Your objective:
Write out each line of the listing as it stands, without the images.

(Records contained in a dataset)
----------

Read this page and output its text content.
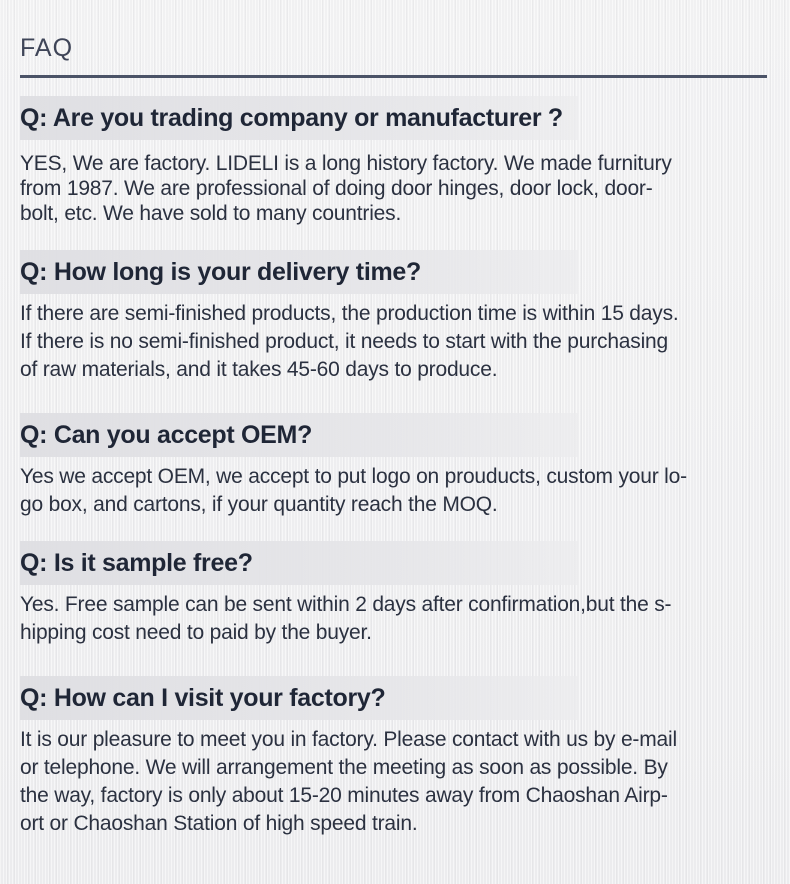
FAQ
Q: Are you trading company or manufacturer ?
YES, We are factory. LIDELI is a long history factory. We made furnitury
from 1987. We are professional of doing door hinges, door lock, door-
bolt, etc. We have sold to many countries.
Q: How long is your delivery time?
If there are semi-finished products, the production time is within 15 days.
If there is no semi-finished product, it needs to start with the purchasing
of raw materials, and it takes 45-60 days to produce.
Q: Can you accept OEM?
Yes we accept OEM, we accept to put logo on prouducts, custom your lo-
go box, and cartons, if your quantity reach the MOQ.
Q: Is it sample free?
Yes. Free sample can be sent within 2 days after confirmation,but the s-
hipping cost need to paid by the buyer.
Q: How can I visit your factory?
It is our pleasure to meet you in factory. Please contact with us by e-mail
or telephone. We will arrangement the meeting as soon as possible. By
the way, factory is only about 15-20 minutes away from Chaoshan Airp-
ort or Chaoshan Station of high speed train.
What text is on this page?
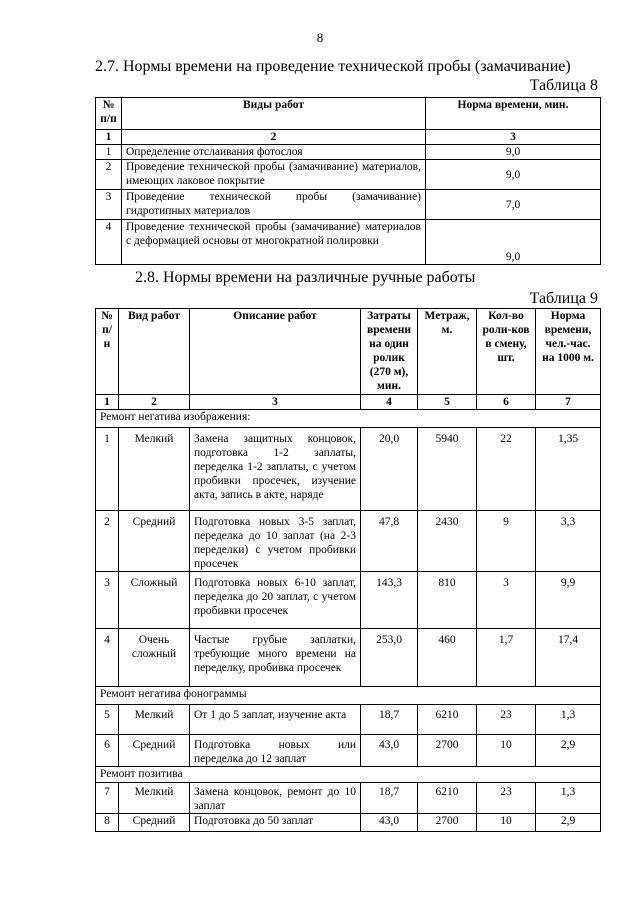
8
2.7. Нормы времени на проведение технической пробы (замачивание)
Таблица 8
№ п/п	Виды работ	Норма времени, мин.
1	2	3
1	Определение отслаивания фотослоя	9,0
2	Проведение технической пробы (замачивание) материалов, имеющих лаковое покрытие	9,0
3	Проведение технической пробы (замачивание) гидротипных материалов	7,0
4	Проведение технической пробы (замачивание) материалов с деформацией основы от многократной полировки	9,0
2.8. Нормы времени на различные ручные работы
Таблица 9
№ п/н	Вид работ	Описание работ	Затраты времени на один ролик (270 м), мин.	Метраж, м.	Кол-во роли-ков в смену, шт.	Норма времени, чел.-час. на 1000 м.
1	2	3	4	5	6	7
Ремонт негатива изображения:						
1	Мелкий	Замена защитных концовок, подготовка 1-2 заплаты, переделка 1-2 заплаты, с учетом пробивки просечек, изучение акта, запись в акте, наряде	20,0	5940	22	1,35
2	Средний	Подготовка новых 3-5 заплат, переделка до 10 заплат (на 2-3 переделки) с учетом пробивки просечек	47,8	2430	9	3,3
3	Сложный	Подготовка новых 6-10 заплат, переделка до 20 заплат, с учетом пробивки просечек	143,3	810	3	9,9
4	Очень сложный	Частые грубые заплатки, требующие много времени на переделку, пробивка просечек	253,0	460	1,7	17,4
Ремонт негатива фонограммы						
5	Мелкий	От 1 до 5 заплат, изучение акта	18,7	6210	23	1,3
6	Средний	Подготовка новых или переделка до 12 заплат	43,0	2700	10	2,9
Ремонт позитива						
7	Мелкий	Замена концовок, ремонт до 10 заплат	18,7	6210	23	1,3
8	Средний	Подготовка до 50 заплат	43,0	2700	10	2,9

----------

Task response:
Read this page and output its text content.
FAQ
Q: Are you trading company or manufacturer ?
YES, We are factory. LIDELI is a long history factory. We made furnitury
from 1987. We are professional of doing door hinges, door lock, door-
bolt, etc. We have sold to many countries.
Q: How long is your delivery time?
If there are semi-finished products, the production time is within 15 days.
If there is no semi-finished product, it needs to start with the purchasing
of raw materials, and it takes 45-60 days to produce.
Q: Can you accept OEM?
Yes we accept OEM, we accept to put logo on prouducts, custom your lo-
go box, and cartons, if your quantity reach the MOQ.
Q: Is it sample free?
Yes. Free sample can be sent within 2 days after confirmation,but the s-
hipping cost need to paid by the buyer.
Q: How can I visit your factory?
It is our pleasure to meet you in factory. Please contact with us by e-mail
or telephone. We will arrangement the meeting as soon as possible. By
the way, factory is only about 15-20 minutes away from Chaoshan Airp-
ort or Chaoshan Station of high speed train.
What text is on this page?
8
2.7. Нормы времени на проведение технической пробы (замачивание)
Таблица 8
№ п/п	Виды работ	Норма времени, мин.
1	2	3
1	Определение отслаивания фотослоя	9,0
2	Проведение технической пробы (замачивание) материалов, имеющих лаковое покрытие	9,0
3	Проведение технической пробы (замачивание) гидротипных материалов	7,0
4	Проведение технической пробы (замачивание) материалов с деформацией основы от многократной полировки	9,0
2.8. Нормы времени на различные ручные работы
Таблица 9
№ п/н	Вид работ	Описание работ	Затраты времени на один ролик (270 м), мин.	Метраж, м.	Кол-во роли-ков в смену, шт.	Норма времени, чел.-час. на 1000 м.
1	2	3	4	5	6	7
Ремонт негатива изображения:						
1	Мелкий	Замена защитных концовок, подготовка 1-2 заплаты, переделка 1-2 заплаты, с учетом пробивки просечек, изучение акта, запись в акте, наряде	20,0	5940	22	1,35
2	Средний	Подготовка новых 3-5 заплат, переделка до 10 заплат (на 2-3 переделки) с учетом пробивки просечек	47,8	2430	9	3,3
3	Сложный	Подготовка новых 6-10 заплат, переделка до 20 заплат, с учетом пробивки просечек	143,3	810	3	9,9
4	Очень сложный	Частые грубые заплатки, требующие много времени на переделку, пробивка просечек	253,0	460	1,7	17,4
Ремонт негатива фонограммы						
5	Мелкий	От 1 до 5 заплат, изучение акта	18,7	6210	23	1,3
6	Средний	Подготовка новых или переделка до 12 заплат	43,0	2700	10	2,9
Ремонт позитива						
7	Мелкий	Замена концовок, ремонт до 10 заплат	18,7	6210	23	1,3
8	Средний	Подготовка до 50 заплат	43,0	2700	10	2,9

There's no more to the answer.